Texto de estudio:
++++++++++
Café para los muy cafeteros
© anieto2k - Flickr

Acomodados en el sofá del salón, solían pedirme que fuera yo el encargado de preparárselo, porque les tenía perfectamente tomada la medida y sabía que les gustaba bien cargado, cuanto más fuerte mejor. Así que llenaba la cazoleta hasta el borde, bien repleta de café pero sin apelmazarlo en demasía, y lo ponía a fuego lento para que subiera despacio capturando todo el sabor.

Hubo una ocasión en que se terminó el café y apenas había llenado la mitad del recipiente pero, en lugar de molestarles con nimiedades o dejarles sin su ansiado néctar, eché mano sin que se percataran de un bote de Nescafé que teníamos por casa y rellené lo que faltaba con los polvos de ese pseudo-café que mi padre y el vecino repudiaban sin ambages. Cuando estuvo listo les serví un par de tazas y me quedé en segundo plano observando y esperando su inminente reacción de rechazo. Pero cuál no fue mi sorpresa cuando empezaron a alabarlo como el mejor café que les había preparado nunca.

¡Qué risa para mis adentros!, con lo que se las daban de grandes cafeteros y se la había colado con un sucedáneo barato de disolución instantánea. Me mordí la lengua, pero al final no pude evitar confesar mi jugada maestra mientras disfrutaba de sus caras de incredulidad. Aunque quizás hubiera sido más inteligente guardarme el secreto, por si necesitaba volver a emplear mi receta secreta más adelante sin levantar sospechas.
++++++++++
Tareas requeridas:
**a)** Según el texto de estudio, ¿con qué se rellenó la parte de la cazoleta que faltaba cuando se terminó el café?
**b)** Reproduce sin cambios el fragmento del texto de estudio que empieza en "Acomodados en el" y termina en "todo el sabor.".
++++++++++
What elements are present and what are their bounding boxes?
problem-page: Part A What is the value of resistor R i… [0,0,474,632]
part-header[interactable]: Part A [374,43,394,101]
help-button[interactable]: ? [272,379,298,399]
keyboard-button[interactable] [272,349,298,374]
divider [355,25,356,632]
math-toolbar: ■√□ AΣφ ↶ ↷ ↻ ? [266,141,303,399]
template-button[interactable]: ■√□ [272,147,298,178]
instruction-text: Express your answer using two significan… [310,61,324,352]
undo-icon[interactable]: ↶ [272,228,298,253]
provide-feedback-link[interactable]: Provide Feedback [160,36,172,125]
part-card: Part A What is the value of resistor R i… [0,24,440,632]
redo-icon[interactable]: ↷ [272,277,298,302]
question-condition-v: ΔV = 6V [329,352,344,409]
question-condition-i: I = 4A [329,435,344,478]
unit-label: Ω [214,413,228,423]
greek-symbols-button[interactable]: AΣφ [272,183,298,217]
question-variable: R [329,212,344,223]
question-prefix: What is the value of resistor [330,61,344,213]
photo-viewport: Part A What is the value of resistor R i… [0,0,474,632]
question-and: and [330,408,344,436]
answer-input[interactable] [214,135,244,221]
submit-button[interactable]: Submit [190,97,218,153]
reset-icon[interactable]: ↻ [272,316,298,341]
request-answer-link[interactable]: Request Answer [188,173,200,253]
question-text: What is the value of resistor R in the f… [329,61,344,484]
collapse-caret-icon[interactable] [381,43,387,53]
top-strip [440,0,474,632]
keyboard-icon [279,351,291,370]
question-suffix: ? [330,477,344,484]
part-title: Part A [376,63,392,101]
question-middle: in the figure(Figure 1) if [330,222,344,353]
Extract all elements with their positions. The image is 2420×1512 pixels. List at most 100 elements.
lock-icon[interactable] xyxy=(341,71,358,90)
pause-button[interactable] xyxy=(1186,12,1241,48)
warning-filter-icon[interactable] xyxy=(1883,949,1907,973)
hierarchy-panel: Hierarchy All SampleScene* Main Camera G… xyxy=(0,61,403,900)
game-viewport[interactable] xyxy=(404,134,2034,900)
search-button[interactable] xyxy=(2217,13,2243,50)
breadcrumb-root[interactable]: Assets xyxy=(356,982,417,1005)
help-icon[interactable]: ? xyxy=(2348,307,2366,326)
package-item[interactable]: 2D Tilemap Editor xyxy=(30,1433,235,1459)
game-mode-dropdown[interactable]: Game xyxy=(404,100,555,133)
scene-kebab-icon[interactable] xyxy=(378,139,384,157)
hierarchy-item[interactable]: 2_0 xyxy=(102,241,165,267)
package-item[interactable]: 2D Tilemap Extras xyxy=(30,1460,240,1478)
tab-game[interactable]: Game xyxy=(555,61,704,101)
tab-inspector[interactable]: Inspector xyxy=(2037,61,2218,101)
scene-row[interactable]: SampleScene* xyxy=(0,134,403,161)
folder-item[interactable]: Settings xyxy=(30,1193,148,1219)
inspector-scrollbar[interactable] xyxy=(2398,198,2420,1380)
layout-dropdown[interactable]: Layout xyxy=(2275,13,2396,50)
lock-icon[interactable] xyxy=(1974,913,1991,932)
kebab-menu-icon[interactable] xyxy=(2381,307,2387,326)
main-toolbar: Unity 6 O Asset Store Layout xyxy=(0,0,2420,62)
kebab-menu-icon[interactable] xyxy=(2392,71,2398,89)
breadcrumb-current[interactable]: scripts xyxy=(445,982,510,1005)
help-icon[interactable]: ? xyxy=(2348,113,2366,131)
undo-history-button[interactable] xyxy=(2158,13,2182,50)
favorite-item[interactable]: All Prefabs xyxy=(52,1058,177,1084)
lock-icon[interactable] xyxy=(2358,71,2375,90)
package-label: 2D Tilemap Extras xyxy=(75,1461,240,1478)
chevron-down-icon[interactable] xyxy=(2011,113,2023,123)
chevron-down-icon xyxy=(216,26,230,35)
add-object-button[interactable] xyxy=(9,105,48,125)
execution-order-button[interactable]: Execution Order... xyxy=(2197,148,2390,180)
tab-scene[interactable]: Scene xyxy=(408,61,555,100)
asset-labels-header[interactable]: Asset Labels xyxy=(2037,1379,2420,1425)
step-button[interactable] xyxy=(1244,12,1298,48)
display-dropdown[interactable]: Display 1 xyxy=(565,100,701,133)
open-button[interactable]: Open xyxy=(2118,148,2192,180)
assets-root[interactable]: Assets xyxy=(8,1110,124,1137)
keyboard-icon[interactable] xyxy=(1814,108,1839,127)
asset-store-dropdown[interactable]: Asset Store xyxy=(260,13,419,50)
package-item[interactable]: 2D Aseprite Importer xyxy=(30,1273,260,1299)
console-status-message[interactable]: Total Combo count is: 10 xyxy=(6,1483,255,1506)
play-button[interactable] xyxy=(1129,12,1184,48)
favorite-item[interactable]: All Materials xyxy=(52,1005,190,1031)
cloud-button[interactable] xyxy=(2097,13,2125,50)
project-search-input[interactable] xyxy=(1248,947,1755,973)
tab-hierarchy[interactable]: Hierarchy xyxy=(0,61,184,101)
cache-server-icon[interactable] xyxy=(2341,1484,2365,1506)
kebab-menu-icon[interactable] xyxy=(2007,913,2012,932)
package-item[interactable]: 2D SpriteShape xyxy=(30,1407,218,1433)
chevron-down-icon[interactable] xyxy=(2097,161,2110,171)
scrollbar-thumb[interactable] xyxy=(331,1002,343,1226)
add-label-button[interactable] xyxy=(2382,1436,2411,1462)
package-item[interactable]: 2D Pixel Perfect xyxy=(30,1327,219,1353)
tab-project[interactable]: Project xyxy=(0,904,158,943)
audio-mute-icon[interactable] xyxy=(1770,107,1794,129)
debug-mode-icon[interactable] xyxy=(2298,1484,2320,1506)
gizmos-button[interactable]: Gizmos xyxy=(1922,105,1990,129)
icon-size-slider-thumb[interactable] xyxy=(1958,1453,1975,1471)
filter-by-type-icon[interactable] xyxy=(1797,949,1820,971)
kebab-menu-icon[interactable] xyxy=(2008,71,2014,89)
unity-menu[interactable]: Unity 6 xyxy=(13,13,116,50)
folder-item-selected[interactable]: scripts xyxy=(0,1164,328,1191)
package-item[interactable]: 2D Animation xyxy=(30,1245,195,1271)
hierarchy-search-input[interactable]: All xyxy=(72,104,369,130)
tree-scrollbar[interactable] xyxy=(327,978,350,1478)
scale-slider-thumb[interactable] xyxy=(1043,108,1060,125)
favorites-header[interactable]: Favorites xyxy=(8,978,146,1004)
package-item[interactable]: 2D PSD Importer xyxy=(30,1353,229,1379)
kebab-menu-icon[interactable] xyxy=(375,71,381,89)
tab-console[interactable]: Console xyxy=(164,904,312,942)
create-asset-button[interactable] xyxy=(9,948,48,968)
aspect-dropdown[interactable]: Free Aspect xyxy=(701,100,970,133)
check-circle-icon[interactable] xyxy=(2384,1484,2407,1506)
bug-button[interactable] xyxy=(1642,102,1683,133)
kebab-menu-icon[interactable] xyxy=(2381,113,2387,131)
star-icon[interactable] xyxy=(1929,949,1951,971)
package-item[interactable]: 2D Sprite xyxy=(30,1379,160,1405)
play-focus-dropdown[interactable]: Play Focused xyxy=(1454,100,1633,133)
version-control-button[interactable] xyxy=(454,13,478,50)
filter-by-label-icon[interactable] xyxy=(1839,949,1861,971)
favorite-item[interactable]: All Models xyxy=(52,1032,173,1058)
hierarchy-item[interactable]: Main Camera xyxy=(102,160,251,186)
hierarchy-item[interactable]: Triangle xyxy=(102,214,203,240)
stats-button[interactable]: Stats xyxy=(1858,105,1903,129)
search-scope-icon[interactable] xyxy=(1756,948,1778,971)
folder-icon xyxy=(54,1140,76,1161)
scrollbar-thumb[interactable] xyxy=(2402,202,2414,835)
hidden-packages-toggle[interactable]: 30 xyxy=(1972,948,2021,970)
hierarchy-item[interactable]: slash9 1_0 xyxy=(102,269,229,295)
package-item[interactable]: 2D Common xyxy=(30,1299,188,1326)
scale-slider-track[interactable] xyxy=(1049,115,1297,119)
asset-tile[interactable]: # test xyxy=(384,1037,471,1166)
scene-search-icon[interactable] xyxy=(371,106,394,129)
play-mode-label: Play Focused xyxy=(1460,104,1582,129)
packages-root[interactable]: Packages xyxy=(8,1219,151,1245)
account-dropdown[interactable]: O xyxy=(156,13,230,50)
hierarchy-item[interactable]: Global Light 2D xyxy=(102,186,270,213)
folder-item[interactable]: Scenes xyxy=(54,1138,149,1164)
++++++++++
Soluciones de ejercicios:
**a)** Con los polvos de un bote de Nescafé.

**b)**
Acomodados en el sofá del salón, solían pedirme que fuera yo el encargado de preparárselo, porque les tenía perfectamente tomada la medida y sabía que les gustaba bien cargado, cuanto más fuerte mejor. Así que llenaba la cazoleta hasta el borde, bien repleta de café pero sin apelmazarlo en demasía, y lo ponía a fuego lento para que subiera despacio capturando todo el sabor.